STATED PROBLEM: Transcribe the listing word for word.

* BEGIN RAW RECORDS *

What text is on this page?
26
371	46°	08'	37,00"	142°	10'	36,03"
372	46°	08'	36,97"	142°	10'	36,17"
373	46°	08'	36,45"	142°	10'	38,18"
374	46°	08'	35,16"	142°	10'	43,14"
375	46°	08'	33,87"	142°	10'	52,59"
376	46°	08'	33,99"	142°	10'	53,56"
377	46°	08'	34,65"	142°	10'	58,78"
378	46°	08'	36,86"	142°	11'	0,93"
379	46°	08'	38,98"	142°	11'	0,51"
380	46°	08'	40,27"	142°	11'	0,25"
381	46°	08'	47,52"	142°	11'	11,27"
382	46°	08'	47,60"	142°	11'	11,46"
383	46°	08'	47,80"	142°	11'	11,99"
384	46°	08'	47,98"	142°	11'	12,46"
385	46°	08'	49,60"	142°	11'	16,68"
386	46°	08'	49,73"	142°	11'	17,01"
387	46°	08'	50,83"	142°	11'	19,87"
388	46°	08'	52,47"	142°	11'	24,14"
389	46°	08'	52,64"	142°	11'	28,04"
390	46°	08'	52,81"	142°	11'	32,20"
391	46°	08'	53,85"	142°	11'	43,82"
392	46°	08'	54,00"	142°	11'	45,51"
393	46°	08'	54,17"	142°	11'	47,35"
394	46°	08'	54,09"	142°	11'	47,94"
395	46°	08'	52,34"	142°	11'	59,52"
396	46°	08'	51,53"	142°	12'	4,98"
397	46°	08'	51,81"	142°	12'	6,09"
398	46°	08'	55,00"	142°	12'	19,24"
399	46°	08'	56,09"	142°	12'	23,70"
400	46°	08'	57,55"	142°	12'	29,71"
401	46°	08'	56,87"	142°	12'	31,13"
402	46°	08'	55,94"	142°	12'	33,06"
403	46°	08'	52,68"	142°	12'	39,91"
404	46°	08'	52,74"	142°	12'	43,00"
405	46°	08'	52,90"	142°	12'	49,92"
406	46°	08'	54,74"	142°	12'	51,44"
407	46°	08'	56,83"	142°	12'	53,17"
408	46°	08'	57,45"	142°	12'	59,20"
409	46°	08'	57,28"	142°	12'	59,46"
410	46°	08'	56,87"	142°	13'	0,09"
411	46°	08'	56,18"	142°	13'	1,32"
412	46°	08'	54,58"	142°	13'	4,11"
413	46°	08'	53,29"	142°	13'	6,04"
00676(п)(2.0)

* END RAW RECORDS *

RESPONSE TO THIS EXERCISE:
What text is on this page?
26
371	46°	08'	37,00"	142°	10'	36,03"
372	46°	08'	36,97"	142°	10'	36,17"
373	46°	08'	36,45"	142°	10'	38,18"
374	46°	08'	35,16"	142°	10'	43,14"
375	46°	08'	33,87"	142°	10'	52,59"
376	46°	08'	33,99"	142°	10'	53,56"
377	46°	08'	34,65"	142°	10'	58,78"
378	46°	08'	36,86"	142°	11'	0,93"
379	46°	08'	38,98"	142°	11'	0,51"
380	46°	08'	40,27"	142°	11'	0,25"
381	46°	08'	47,52"	142°	11'	11,27"
382	46°	08'	47,60"	142°	11'	11,46"
383	46°	08'	47,80"	142°	11'	11,99"
384	46°	08'	47,98"	142°	11'	12,46"
385	46°	08'	49,60"	142°	11'	16,68"
386	46°	08'	49,73"	142°	11'	17,01"
387	46°	08'	50,83"	142°	11'	19,87"
388	46°	08'	52,47"	142°	11'	24,14"
389	46°	08'	52,64"	142°	11'	28,04"
390	46°	08'	52,81"	142°	11'	32,20"
391	46°	08'	53,85"	142°	11'	43,82"
392	46°	08'	54,00"	142°	11'	45,51"
393	46°	08'	54,17"	142°	11'	47,35"
394	46°	08'	54,09"	142°	11'	47,94"
395	46°	08'	52,34"	142°	11'	59,52"
396	46°	08'	51,53"	142°	12'	4,98"
397	46°	08'	51,81"	142°	12'	6,09"
398	46°	08'	55,00"	142°	12'	19,24"
399	46°	08'	56,09"	142°	12'	23,70"
400	46°	08'	57,55"	142°	12'	29,71"
401	46°	08'	56,87"	142°	12'	31,13"
402	46°	08'	55,94"	142°	12'	33,06"
403	46°	08'	52,68"	142°	12'	39,91"
404	46°	08'	52,74"	142°	12'	43,00"
405	46°	08'	52,90"	142°	12'	49,92"
406	46°	08'	54,74"	142°	12'	51,44"
407	46°	08'	56,83"	142°	12'	53,17"
408	46°	08'	57,45"	142°	12'	59,20"
409	46°	08'	57,28"	142°	12'	59,46"
410	46°	08'	56,87"	142°	13'	0,09"
411	46°	08'	56,18"	142°	13'	1,32"
412	46°	08'	54,58"	142°	13'	4,11"
413	46°	08'	53,29"	142°	13'	6,04"
00676(п)(2.0)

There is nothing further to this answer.